--- Requirements ---
Find each line with the string "links" and report it.

--- Given data ---
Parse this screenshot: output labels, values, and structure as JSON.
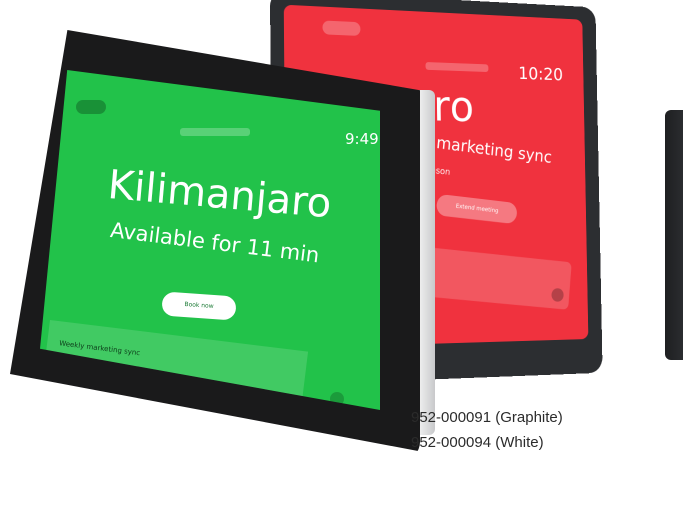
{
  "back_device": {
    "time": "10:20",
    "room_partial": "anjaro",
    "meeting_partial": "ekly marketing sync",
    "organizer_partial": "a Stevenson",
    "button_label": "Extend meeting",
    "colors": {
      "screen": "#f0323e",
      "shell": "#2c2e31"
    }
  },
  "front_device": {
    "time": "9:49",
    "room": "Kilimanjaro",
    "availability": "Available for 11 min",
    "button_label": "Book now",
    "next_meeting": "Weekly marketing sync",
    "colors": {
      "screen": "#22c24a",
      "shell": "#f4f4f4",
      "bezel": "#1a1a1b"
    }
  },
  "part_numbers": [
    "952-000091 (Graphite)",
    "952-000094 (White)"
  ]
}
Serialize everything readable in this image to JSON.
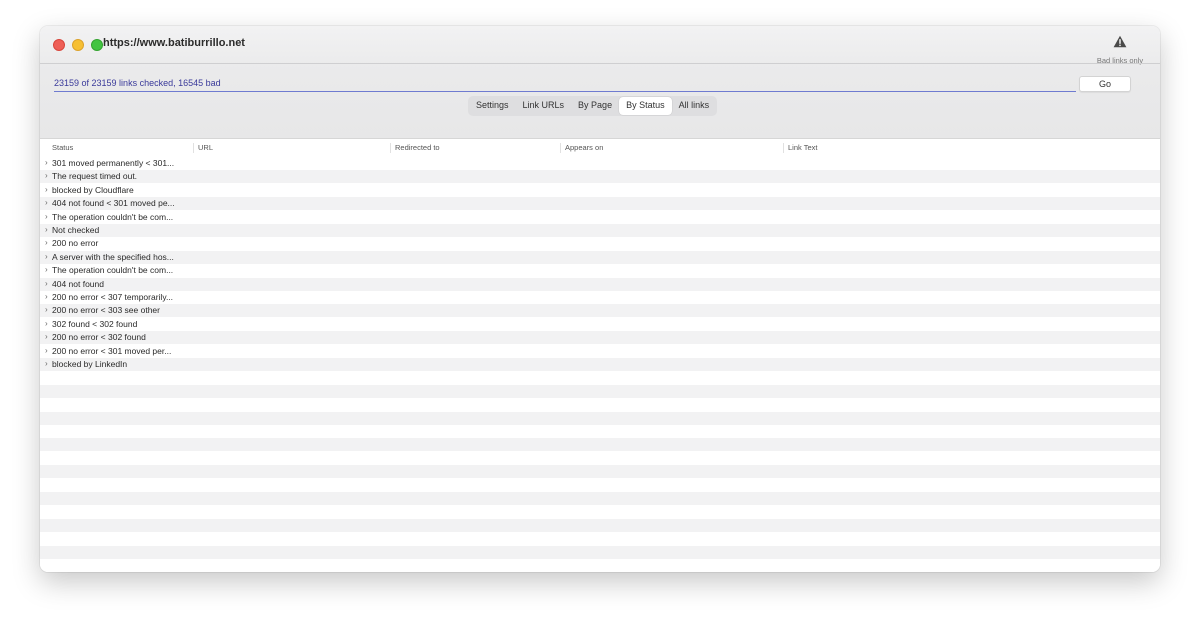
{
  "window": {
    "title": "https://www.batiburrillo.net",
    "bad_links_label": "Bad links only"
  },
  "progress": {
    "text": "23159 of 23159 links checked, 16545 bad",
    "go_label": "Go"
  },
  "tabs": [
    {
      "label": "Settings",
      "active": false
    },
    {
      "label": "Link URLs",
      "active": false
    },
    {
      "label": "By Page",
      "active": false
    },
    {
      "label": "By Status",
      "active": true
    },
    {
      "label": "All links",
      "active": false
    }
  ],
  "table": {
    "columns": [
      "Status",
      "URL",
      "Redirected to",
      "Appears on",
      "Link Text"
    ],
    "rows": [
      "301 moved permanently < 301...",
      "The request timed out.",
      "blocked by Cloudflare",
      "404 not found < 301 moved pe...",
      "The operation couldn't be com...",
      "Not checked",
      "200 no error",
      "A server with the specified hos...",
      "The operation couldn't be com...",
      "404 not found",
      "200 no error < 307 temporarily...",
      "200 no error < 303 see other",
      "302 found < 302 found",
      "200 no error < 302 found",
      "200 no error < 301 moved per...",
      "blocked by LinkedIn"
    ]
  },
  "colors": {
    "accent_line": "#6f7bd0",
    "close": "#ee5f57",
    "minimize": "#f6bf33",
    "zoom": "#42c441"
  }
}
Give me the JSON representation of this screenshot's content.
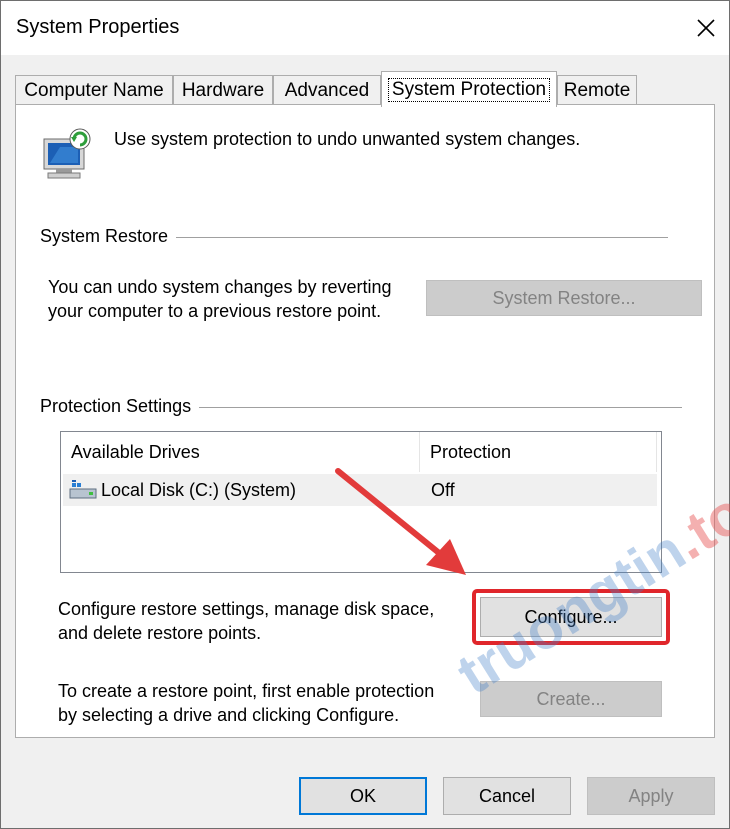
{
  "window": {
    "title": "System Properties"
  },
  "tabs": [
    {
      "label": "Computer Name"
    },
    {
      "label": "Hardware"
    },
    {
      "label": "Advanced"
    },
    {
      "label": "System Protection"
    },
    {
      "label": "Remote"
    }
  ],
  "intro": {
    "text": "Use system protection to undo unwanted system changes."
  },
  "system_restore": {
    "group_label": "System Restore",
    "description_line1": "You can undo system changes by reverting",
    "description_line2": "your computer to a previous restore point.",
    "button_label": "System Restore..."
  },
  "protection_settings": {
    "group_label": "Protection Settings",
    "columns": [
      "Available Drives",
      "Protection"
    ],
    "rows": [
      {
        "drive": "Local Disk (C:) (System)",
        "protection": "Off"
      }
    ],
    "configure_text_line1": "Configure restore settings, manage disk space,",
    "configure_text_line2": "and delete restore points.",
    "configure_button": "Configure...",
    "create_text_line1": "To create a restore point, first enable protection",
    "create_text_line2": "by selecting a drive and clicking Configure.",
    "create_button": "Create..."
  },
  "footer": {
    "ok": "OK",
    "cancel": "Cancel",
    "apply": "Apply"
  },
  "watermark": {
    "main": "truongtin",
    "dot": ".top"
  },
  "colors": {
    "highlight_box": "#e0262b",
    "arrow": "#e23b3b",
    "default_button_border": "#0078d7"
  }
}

--

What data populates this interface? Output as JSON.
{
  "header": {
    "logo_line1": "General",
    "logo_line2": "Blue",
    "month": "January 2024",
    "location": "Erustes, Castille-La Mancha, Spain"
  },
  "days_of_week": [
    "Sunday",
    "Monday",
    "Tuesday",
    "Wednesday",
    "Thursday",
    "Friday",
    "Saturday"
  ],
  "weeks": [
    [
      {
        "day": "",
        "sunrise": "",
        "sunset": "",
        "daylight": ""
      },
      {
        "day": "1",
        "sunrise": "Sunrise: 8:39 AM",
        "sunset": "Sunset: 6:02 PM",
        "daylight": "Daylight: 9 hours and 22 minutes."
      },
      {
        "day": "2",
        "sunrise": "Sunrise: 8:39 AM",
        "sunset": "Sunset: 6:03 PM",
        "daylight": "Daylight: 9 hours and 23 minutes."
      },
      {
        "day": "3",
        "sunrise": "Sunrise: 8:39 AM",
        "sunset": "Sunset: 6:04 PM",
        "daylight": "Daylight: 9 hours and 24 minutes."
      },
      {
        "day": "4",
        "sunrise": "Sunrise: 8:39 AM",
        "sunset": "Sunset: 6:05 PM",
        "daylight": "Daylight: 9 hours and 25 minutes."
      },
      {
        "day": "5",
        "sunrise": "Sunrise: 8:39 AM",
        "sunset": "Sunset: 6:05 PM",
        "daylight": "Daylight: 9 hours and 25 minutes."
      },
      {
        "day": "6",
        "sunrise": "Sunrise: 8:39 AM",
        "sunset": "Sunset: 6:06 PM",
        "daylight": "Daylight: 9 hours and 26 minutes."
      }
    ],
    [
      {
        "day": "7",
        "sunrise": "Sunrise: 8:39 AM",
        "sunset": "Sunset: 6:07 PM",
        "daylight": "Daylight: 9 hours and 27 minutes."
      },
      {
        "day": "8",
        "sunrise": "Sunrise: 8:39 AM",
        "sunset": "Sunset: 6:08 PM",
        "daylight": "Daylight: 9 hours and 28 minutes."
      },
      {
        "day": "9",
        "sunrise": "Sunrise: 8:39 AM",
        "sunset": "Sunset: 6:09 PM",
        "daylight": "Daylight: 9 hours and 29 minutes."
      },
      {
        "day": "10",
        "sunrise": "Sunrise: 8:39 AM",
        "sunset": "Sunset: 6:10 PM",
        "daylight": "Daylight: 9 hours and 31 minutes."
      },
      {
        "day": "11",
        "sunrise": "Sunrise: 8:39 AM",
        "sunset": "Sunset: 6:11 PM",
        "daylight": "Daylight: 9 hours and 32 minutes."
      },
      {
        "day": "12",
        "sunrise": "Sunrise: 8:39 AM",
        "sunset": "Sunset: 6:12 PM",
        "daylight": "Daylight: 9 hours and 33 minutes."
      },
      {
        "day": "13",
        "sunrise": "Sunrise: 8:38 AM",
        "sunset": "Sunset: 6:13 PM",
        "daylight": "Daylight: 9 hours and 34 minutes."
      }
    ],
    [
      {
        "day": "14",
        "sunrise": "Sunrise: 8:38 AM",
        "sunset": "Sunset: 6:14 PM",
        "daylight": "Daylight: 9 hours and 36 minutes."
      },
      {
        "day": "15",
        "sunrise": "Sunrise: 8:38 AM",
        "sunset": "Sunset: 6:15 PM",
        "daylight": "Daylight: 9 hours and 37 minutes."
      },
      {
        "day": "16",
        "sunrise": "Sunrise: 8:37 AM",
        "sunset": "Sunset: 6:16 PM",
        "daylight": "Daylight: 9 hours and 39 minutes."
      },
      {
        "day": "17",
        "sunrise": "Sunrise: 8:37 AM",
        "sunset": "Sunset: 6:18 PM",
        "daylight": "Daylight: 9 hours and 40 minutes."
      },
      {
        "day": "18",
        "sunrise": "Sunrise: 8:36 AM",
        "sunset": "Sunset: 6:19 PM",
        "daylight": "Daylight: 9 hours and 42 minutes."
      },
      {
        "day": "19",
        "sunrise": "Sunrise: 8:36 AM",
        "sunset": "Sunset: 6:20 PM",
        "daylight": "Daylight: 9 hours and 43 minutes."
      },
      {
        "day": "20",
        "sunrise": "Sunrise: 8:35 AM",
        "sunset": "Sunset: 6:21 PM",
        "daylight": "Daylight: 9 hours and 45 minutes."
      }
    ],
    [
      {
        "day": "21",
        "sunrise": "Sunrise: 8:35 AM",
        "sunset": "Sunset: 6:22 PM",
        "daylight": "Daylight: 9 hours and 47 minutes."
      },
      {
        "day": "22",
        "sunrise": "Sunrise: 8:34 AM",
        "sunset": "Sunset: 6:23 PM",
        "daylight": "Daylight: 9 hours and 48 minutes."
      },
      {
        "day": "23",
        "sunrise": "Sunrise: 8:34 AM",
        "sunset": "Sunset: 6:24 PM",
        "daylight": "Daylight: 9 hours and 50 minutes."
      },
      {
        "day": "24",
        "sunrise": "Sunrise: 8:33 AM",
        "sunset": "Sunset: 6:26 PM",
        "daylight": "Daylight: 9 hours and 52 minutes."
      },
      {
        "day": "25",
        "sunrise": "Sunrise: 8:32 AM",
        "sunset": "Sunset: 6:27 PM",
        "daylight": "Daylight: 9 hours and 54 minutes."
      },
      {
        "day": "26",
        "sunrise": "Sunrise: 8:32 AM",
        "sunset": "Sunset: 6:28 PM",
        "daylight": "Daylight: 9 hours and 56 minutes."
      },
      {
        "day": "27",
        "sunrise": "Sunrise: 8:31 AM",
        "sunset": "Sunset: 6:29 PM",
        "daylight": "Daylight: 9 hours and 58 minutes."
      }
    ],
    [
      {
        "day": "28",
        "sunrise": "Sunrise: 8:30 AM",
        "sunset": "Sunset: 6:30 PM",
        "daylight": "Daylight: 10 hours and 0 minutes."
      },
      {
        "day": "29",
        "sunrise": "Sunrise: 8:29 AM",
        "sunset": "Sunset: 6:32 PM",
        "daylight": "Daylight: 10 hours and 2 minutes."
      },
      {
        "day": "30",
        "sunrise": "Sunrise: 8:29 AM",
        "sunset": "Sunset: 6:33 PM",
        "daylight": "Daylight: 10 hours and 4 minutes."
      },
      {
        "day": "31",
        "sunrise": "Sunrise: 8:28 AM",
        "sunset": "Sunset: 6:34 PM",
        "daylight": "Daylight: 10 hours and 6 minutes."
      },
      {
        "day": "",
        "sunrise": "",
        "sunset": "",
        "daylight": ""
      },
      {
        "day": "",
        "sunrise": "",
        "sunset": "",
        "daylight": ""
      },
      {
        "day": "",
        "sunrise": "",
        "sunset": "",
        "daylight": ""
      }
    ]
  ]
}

--- Response to the exercise ---
    "bad_links_label": "Bad links only"
    "text": "23159 of 23159 links checked, 16545 bad",
      "label": "All links",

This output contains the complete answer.